▶ _WRITTEN EXERCISE_: In the entries below, count every line containing "rmse". Return the number and nothing else.
## BEGIN
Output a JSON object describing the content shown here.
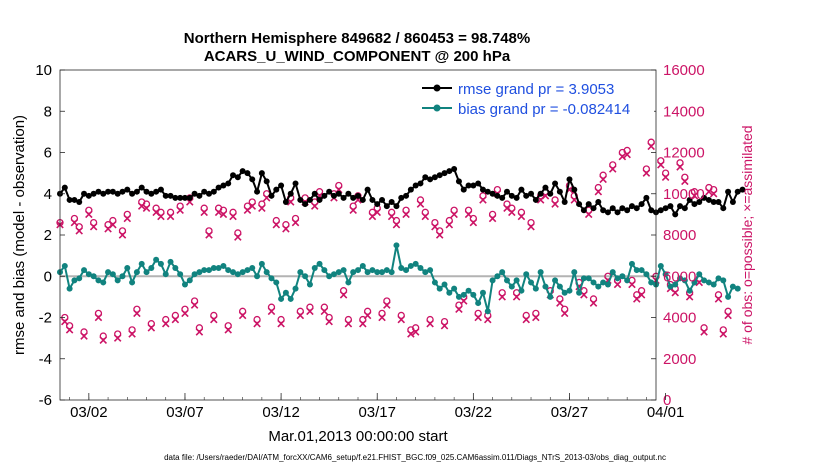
{
  "chart_data": {
    "type": "line",
    "title_line1": "Northern Hemisphere 849682 / 860453 = 98.748%",
    "title_line2": "ACARS_U_WIND_COMPONENT @ 200 hPa",
    "xlabel": "Mar.01,2013 00:00:00 start",
    "ylabel": "rmse and bias (model - observation)",
    "ylabel_right": "# of obs: o=possible; ×=assimilated",
    "footnote": "data file: /Users/raeder/DAI/ATM_forcXX/CAM6_setup/f.e21.FHIST_BGC.f09_025.CAM6assim.011/Diags_NTrS_2013-03/obs_diag_output.nc",
    "x_range_days": [
      0.5,
      31.5
    ],
    "ylim": [
      -6,
      10
    ],
    "yticks": [
      "-6",
      "-4",
      "-2",
      "0",
      "2",
      "4",
      "6",
      "8",
      "10"
    ],
    "ylim_right": [
      0,
      16000
    ],
    "yticks_right": [
      "0",
      "2000",
      "4000",
      "6000",
      "8000",
      "10000",
      "12000",
      "14000",
      "16000"
    ],
    "xtick_days": [
      2,
      7,
      12,
      17,
      22,
      27,
      32
    ],
    "xtick_labels": [
      "03/02",
      "03/07",
      "03/12",
      "03/17",
      "03/22",
      "03/27",
      "04/01"
    ],
    "colors": {
      "rmse": "#000000",
      "bias": "#11837f",
      "counts": "#cc1466",
      "zero_line": "#b3b3b3"
    },
    "legend": {
      "position": "top-right",
      "rmse_label": "rmse grand pr = 3.9053",
      "bias_label": "bias grand pr = -0.082414"
    },
    "series": [
      {
        "name": "rmse",
        "label": "rmse grand pr = 3.9053",
        "t0_day": 0.5,
        "step_days": 0.25,
        "values": [
          4.0,
          4.3,
          3.7,
          3.7,
          3.6,
          4.0,
          3.9,
          4.0,
          4.1,
          4.0,
          4.1,
          4.1,
          4.0,
          4.1,
          4.2,
          4.0,
          4.1,
          4.3,
          4.1,
          4.0,
          4.1,
          4.2,
          3.9,
          3.9,
          3.8,
          3.8,
          3.8,
          3.8,
          4.0,
          3.9,
          4.1,
          4.0,
          4.1,
          4.3,
          4.4,
          4.5,
          4.9,
          4.8,
          5.1,
          5.0,
          4.7,
          4.1,
          5.0,
          4.6,
          3.9,
          4.2,
          4.4,
          3.6,
          4.0,
          4.5,
          3.7,
          3.5,
          3.7,
          4.0,
          3.7,
          3.9,
          4.1,
          3.9,
          4.0,
          3.8,
          4.0,
          3.8,
          3.9,
          3.7,
          4.2,
          3.7,
          3.5,
          3.7,
          3.4,
          3.6,
          3.4,
          3.8,
          3.9,
          4.2,
          4.4,
          4.5,
          4.8,
          4.7,
          4.8,
          4.9,
          5.0,
          5.1,
          5.2,
          4.6,
          4.2,
          4.4,
          4.4,
          4.5,
          4.2,
          4.1,
          4.0,
          3.9,
          3.8,
          4.1,
          3.9,
          3.8,
          4.2,
          3.9,
          4.0,
          3.7,
          4.0,
          4.3,
          4.0,
          4.5,
          4.1,
          3.6,
          4.7,
          4.2,
          3.5,
          3.2,
          3.5,
          3.3,
          3.6,
          3.2,
          3.1,
          3.3,
          3.1,
          3.3,
          3.2,
          3.4,
          3.3,
          3.5,
          3.8,
          3.2,
          3.1,
          3.2,
          3.3,
          3.4,
          3.0,
          3.4,
          3.3,
          3.7,
          3.5,
          3.6,
          3.8,
          3.7,
          3.6,
          3.6,
          3.3,
          4.1,
          3.6,
          4.1,
          4.2
        ]
      },
      {
        "name": "bias",
        "label": "bias grand pr = -0.082414",
        "t0_day": 0.5,
        "step_days": 0.25,
        "values": [
          0.2,
          0.5,
          -0.6,
          -0.2,
          -0.1,
          0.3,
          0.1,
          0.0,
          -0.2,
          -0.3,
          0.2,
          0.1,
          -0.2,
          0.0,
          0.4,
          -0.3,
          0.2,
          0.6,
          0.2,
          0.4,
          0.8,
          0.6,
          0.1,
          0.7,
          0.4,
          0.1,
          -0.4,
          -0.2,
          0.1,
          0.2,
          0.3,
          0.3,
          0.4,
          0.4,
          0.5,
          0.3,
          0.2,
          0.1,
          0.2,
          0.3,
          0.4,
          0.0,
          0.6,
          0.2,
          -0.1,
          -0.3,
          -1.1,
          -0.8,
          -1.1,
          -0.6,
          0.2,
          0.0,
          -0.4,
          0.4,
          0.6,
          0.3,
          0.0,
          0.1,
          0.2,
          0.3,
          -0.3,
          0.2,
          0.3,
          0.5,
          0.2,
          0.3,
          0.2,
          0.2,
          0.3,
          0.2,
          1.5,
          0.4,
          0.3,
          0.5,
          0.6,
          0.4,
          0.2,
          0.3,
          -0.3,
          -0.6,
          -0.4,
          -0.8,
          -0.6,
          -1.0,
          -0.9,
          -0.7,
          -0.9,
          -1.3,
          -0.8,
          -1.7,
          -0.2,
          0.0,
          0.2,
          -0.2,
          -0.5,
          -0.2,
          -0.7,
          0.1,
          -0.3,
          -0.6,
          0.2,
          -0.5,
          -1.0,
          -0.2,
          -0.5,
          -0.8,
          -0.7,
          0.2,
          -0.8,
          -0.1,
          -0.1,
          -0.3,
          -0.5,
          -0.3,
          -0.4,
          0.2,
          -0.1,
          0.0,
          -0.2,
          0.6,
          0.3,
          0.3,
          0.1,
          -0.3,
          -0.4,
          0.5,
          0.1,
          -0.5,
          -0.4,
          -0.1,
          -0.2,
          -0.7,
          -0.3,
          0.1,
          -0.2,
          -0.3,
          -0.4,
          -0.1,
          -0.2,
          -1.0,
          -0.5,
          -0.6
        ]
      },
      {
        "name": "obs_possible",
        "t0_day": 0.5,
        "step_days": 0.25,
        "values": [
          8600,
          4000,
          3600,
          8800,
          8400,
          3300,
          9200,
          8600,
          4200,
          3100,
          8500,
          8700,
          3200,
          8200,
          9000,
          3400,
          4400,
          9600,
          9500,
          3700,
          9300,
          9100,
          3900,
          9100,
          4100,
          9400,
          4400,
          9800,
          4800,
          3500,
          9300,
          8200,
          4100,
          9300,
          9200,
          3600,
          9100,
          8100,
          4300,
          9400,
          9600,
          3900,
          9500,
          10000,
          4500,
          8700,
          3900,
          8500,
          9800,
          8800,
          4300,
          9800,
          4500,
          9600,
          10100,
          4500,
          4000,
          10000,
          10400,
          5300,
          3900,
          9400,
          9900,
          3900,
          4300,
          9100,
          9300,
          4200,
          4800,
          9100,
          8700,
          4100,
          9200,
          3400,
          3500,
          9700,
          9100,
          3900,
          8600,
          8200,
          3800,
          8700,
          9200,
          4600,
          5000,
          9200,
          8800,
          4200,
          9900,
          4100,
          9000,
          10200,
          5200,
          9500,
          9300,
          5200,
          9100,
          4100,
          8600,
          4200,
          9900,
          10100,
          5300,
          9700,
          4900,
          4400,
          10400,
          9900,
          5700,
          5300,
          9200,
          4900,
          10300,
          10900,
          6000,
          11400,
          5800,
          12000,
          12100,
          5800,
          5100,
          5300,
          11200,
          12500,
          6000,
          11600,
          11000,
          5600,
          5400,
          11500,
          10800,
          5200,
          10100,
          5900,
          3500,
          10300,
          10200,
          5100,
          3400,
          4300
        ]
      },
      {
        "name": "obs_assimilated",
        "t0_day": 0.5,
        "step_days": 0.25,
        "values": [
          8500,
          3800,
          3400,
          8600,
          8200,
          3100,
          9000,
          8400,
          4000,
          2900,
          8300,
          8500,
          3000,
          8000,
          8800,
          3200,
          4200,
          9400,
          9300,
          3500,
          9100,
          8900,
          3700,
          8900,
          3900,
          9200,
          4200,
          9600,
          4600,
          3300,
          9100,
          8000,
          3900,
          9100,
          9000,
          3400,
          8900,
          7900,
          4100,
          9200,
          9400,
          3700,
          9300,
          9800,
          4300,
          8500,
          3700,
          8300,
          9600,
          8600,
          4100,
          9600,
          4300,
          9400,
          9900,
          4300,
          3800,
          9800,
          10200,
          5100,
          3700,
          9200,
          9700,
          3700,
          4100,
          8900,
          9100,
          4000,
          4600,
          8900,
          8500,
          3900,
          9000,
          3200,
          3300,
          9500,
          8900,
          3700,
          8400,
          8000,
          3600,
          8500,
          9000,
          4400,
          4800,
          9000,
          8600,
          4000,
          9700,
          3900,
          8800,
          10000,
          5000,
          9300,
          9100,
          5000,
          8900,
          3900,
          8400,
          4000,
          9700,
          9900,
          5100,
          9500,
          4700,
          4200,
          10200,
          9700,
          5500,
          5100,
          9000,
          4700,
          10100,
          10700,
          5800,
          11200,
          5600,
          11800,
          11900,
          5600,
          4900,
          5100,
          11000,
          12300,
          5800,
          11400,
          10800,
          5400,
          5200,
          11300,
          10600,
          5000,
          9900,
          5700,
          3300,
          10100,
          10000,
          4900,
          3200,
          4100
        ]
      }
    ]
  }
}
## END
▶ _EXERCISE OUTPUT_: 5